Exercise task: Extract every line that includes the string "вопросам".

Dataset records:
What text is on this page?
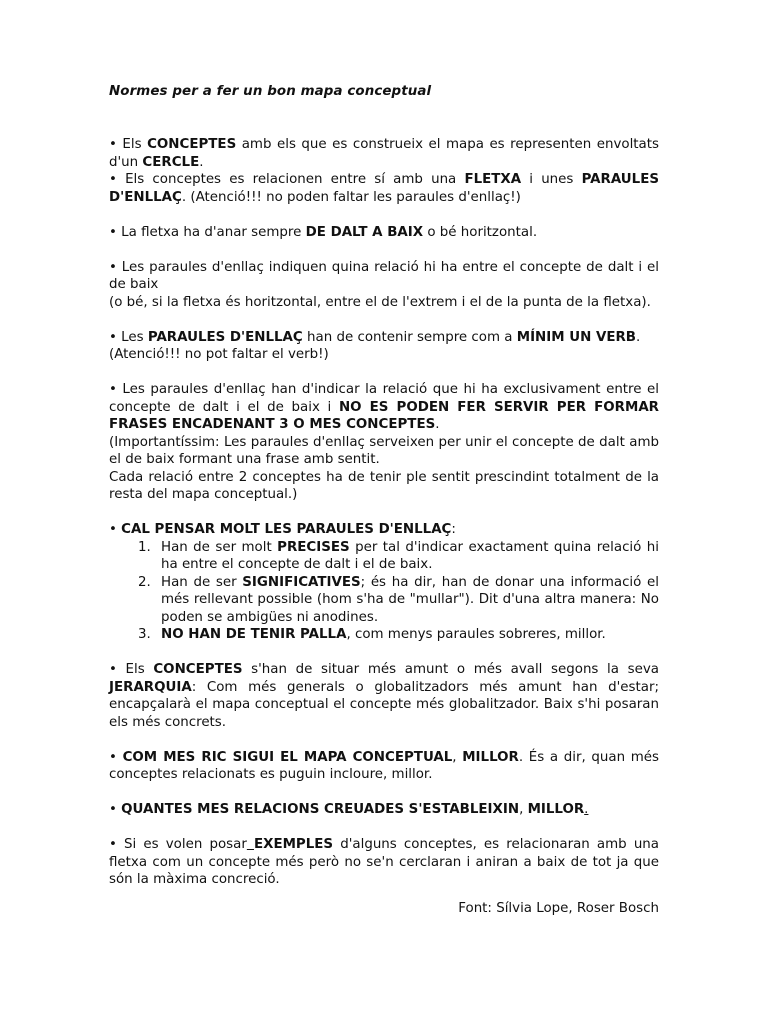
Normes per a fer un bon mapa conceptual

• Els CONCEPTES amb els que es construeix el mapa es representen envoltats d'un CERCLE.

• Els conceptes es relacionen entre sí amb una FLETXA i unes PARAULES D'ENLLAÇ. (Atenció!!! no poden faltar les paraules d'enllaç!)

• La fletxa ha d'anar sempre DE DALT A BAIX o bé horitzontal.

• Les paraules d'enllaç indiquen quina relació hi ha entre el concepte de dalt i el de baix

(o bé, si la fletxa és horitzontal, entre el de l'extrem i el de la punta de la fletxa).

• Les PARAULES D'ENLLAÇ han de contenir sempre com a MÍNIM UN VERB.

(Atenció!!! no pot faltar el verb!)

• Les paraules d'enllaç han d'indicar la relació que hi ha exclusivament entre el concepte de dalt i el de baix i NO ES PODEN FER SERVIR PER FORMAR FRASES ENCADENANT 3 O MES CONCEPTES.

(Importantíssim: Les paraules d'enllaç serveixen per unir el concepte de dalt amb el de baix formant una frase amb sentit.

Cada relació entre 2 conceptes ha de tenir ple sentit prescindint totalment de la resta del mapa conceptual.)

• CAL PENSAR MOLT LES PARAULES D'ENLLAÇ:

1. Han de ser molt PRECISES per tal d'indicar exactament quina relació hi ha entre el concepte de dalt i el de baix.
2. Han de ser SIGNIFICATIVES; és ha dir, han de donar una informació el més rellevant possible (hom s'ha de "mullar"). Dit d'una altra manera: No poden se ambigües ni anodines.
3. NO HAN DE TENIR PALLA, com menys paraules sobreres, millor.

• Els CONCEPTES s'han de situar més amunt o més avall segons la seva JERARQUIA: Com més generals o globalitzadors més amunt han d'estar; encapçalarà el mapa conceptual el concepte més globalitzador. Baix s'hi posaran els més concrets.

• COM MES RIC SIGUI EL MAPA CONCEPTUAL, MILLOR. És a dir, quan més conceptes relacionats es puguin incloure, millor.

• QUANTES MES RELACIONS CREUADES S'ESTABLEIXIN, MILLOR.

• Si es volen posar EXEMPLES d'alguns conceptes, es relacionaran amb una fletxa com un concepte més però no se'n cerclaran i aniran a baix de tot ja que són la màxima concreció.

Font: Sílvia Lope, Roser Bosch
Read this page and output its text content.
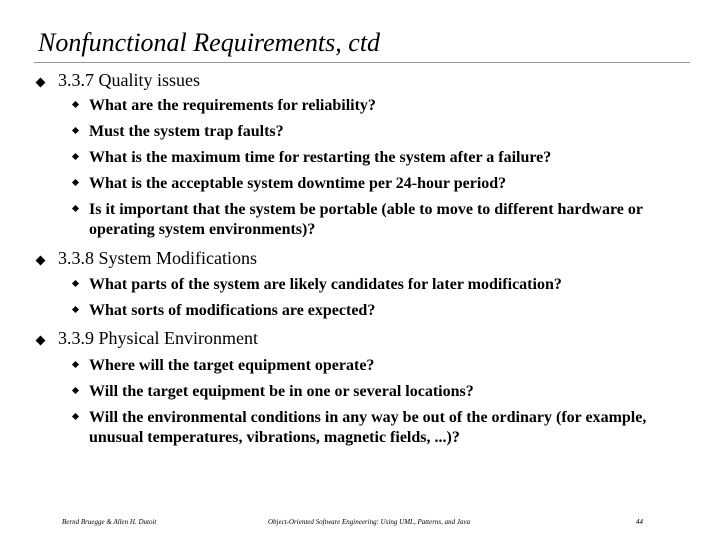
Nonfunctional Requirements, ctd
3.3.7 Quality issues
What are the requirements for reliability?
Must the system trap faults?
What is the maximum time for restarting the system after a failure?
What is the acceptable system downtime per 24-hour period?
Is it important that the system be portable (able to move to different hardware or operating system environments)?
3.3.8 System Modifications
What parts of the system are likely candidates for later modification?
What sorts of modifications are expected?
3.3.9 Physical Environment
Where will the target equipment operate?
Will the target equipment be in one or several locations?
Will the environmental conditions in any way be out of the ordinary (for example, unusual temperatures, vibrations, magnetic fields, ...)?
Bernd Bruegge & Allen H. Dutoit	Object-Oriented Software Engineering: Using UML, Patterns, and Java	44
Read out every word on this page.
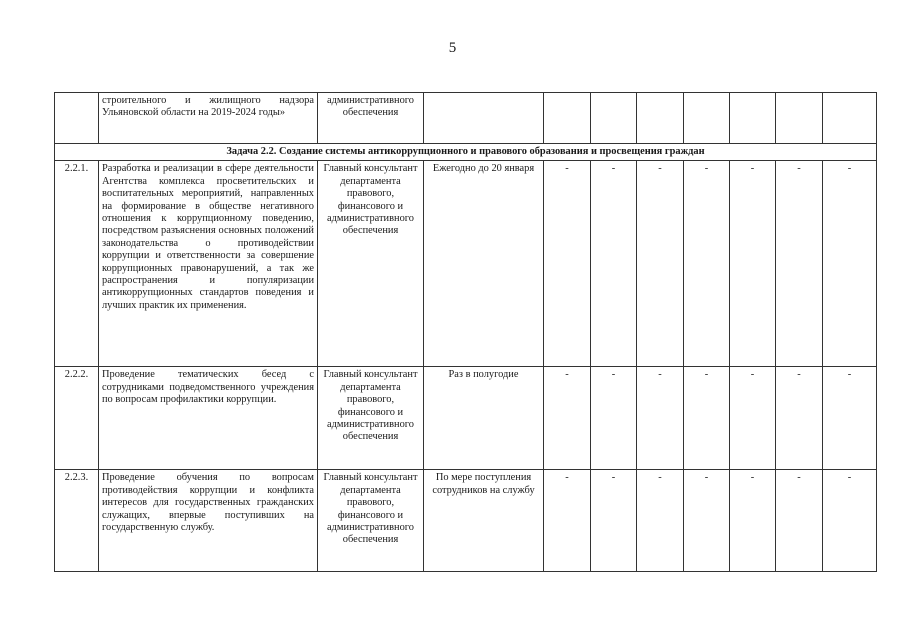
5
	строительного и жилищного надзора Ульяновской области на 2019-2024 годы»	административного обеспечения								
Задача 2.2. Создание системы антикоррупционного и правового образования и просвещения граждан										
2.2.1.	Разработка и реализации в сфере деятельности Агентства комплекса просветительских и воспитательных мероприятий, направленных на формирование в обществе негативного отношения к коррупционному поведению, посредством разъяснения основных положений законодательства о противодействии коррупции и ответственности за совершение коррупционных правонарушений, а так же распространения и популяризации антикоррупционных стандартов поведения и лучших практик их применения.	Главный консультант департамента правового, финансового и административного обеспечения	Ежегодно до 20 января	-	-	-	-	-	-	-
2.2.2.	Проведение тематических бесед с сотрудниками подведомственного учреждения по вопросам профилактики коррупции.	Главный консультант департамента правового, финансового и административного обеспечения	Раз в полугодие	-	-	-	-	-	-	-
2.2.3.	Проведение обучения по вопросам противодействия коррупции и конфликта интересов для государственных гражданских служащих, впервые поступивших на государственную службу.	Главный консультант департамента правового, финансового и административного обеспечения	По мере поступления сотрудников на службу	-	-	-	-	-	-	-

==

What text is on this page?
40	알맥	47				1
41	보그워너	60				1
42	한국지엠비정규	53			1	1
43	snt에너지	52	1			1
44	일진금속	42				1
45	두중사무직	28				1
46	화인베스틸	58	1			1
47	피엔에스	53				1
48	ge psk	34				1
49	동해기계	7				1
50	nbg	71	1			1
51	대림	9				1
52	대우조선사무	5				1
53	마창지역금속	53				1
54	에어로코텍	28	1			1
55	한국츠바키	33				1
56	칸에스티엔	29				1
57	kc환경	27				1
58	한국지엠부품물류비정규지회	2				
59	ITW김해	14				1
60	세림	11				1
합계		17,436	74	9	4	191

Complete response:
2.2.2.	Проведение тематических бесед с сотрудниками подведомственного учреждения по вопросам профилактики коррупции.	Главный консультант департамента правового, финансового и административного обеспечения	Раз в полугодие	-	-	-	-	-	-	-
2.2.3.	Проведение обучения по вопросам противодействия коррупции и конфликта интересов для государственных гражданских служащих, впервые поступивших на государственную службу.	Главный консультант департамента правового, финансового и административного обеспечения	По мере поступления сотрудников на службу	-	-	-	-	-	-	-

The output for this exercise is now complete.